* The request:
From the listing that follows, extract every line and set it down unaltered.

* Records shown:
========================================
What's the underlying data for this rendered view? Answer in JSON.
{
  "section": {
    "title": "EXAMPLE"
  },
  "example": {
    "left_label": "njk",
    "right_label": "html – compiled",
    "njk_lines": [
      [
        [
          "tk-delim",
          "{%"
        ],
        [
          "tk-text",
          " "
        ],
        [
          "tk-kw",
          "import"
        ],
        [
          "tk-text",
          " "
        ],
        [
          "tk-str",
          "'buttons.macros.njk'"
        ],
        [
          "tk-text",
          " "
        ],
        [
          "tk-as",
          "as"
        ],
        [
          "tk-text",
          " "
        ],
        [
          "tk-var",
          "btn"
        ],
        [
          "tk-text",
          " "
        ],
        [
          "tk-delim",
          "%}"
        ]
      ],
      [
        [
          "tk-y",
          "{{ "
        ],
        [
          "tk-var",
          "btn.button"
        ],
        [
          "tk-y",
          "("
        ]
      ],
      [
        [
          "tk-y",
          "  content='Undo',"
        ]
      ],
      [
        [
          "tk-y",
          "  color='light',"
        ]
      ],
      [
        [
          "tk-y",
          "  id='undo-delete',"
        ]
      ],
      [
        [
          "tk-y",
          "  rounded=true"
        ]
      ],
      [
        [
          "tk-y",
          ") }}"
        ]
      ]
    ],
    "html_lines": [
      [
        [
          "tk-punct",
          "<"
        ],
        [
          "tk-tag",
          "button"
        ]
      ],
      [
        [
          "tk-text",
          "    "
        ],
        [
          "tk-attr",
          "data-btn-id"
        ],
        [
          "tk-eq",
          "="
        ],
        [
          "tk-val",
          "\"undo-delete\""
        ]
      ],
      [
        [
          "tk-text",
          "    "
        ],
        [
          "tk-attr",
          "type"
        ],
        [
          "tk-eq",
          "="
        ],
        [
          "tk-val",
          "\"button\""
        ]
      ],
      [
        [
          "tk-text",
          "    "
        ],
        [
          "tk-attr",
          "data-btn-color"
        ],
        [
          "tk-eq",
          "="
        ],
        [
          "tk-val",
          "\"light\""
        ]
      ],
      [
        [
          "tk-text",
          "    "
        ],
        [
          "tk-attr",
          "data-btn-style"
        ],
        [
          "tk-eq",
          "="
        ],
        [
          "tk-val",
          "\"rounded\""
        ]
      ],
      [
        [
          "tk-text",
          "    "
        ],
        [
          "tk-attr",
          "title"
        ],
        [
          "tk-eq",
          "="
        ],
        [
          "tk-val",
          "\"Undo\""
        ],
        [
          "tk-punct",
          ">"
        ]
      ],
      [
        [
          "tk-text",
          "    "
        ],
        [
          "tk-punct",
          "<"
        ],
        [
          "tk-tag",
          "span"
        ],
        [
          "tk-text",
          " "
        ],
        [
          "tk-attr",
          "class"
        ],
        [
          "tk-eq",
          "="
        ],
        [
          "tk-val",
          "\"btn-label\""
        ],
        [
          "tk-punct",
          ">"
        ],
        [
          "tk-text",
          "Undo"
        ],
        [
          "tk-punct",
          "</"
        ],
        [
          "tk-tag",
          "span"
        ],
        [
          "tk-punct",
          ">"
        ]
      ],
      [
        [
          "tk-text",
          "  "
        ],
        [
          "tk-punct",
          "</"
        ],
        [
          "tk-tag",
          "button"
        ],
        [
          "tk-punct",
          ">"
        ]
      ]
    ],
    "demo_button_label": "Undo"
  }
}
========================================
* Finished task:
What's the underlying data for this rendered view? Answer in JSON.
{
  "section": {
    "title": "EXAMPLE"
  },
  "example": {
    "left_label": "njk",
    "right_label": "html – compiled",
    "njk_lines": [
      [
        [
          "tk-delim",
          "{%"
        ],
        [
          "tk-text",
          " "
        ],
        [
          "tk-kw",
          "import"
        ],
        [
          "tk-text",
          " "
        ],
        [
          "tk-str",
          "'buttons.macros.njk'"
        ],
        [
          "tk-text",
          " "
        ],
        [
          "tk-as",
          "as"
        ],
        [
          "tk-text",
          " "
        ],
        [
          "tk-var",
          "btn"
        ],
        [
          "tk-text",
          " "
        ],
        [
          "tk-delim",
          "%}"
        ]
      ],
      [
        [
          "tk-y",
          "{{ "
        ],
        [
          "tk-var",
          "btn.button"
        ],
        [
          "tk-y",
          "("
        ]
      ],
      [
        [
          "tk-y",
          "  content='Undo',"
        ]
      ],
      [
        [
          "tk-y",
          "  color='light',"
        ]
      ],
      [
        [
          "tk-y",
          "  id='undo-delete',"
        ]
      ],
      [
        [
          "tk-y",
          "  rounded=true"
        ]
      ],
      [
        [
          "tk-y",
          ") }}"
        ]
      ]
    ],
    "html_lines": [
      [
        [
          "tk-punct",
          "<"
        ],
        [
          "tk-tag",
          "button"
        ]
      ],
      [
        [
          "tk-text",
          "    "
        ],
        [
          "tk-attr",
          "data-btn-id"
        ],
        [
          "tk-eq",
          "="
        ],
        [
          "tk-val",
          "\"undo-delete\""
        ]
      ],
      [
        [
          "tk-text",
          "    "
        ],
        [
          "tk-attr",
          "type"
        ],
        [
          "tk-eq",
          "="
        ],
        [
          "tk-val",
          "\"button\""
        ]
      ],
      [
        [
          "tk-text",
          "    "
        ],
        [
          "tk-attr",
          "data-btn-color"
        ],
        [
          "tk-eq",
          "="
        ],
        [
          "tk-val",
          "\"light\""
        ]
      ],
      [
        [
          "tk-text",
          "    "
        ],
        [
          "tk-attr",
          "data-btn-style"
        ],
        [
          "tk-eq",
          "="
        ],
        [
          "tk-val",
          "\"rounded\""
        ]
      ],
      [
        [
          "tk-text",
          "    "
        ],
        [
          "tk-attr",
          "title"
        ],
        [
          "tk-eq",
          "="
        ],
        [
          "tk-val",
          "\"Undo\""
        ],
        [
          "tk-punct",
          ">"
        ]
      ],
      [
        [
          "tk-text",
          "    "
        ],
        [
          "tk-punct",
          "<"
        ],
        [
          "tk-tag",
          "span"
        ],
        [
          "tk-text",
          " "
        ],
        [
          "tk-attr",
          "class"
        ],
        [
          "tk-eq",
          "="
        ],
        [
          "tk-val",
          "\"btn-label\""
        ],
        [
          "tk-punct",
          ">"
        ],
        [
          "tk-text",
          "Undo"
        ],
        [
          "tk-punct",
          "</"
        ],
        [
          "tk-tag",
          "span"
        ],
        [
          "tk-punct",
          ">"
        ]
      ],
      [
        [
          "tk-text",
          "  "
        ],
        [
          "tk-punct",
          "</"
        ],
        [
          "tk-tag",
          "button"
        ],
        [
          "tk-punct",
          ">"
        ]
      ]
    ],
    "demo_button_label": "Undo"
  }
}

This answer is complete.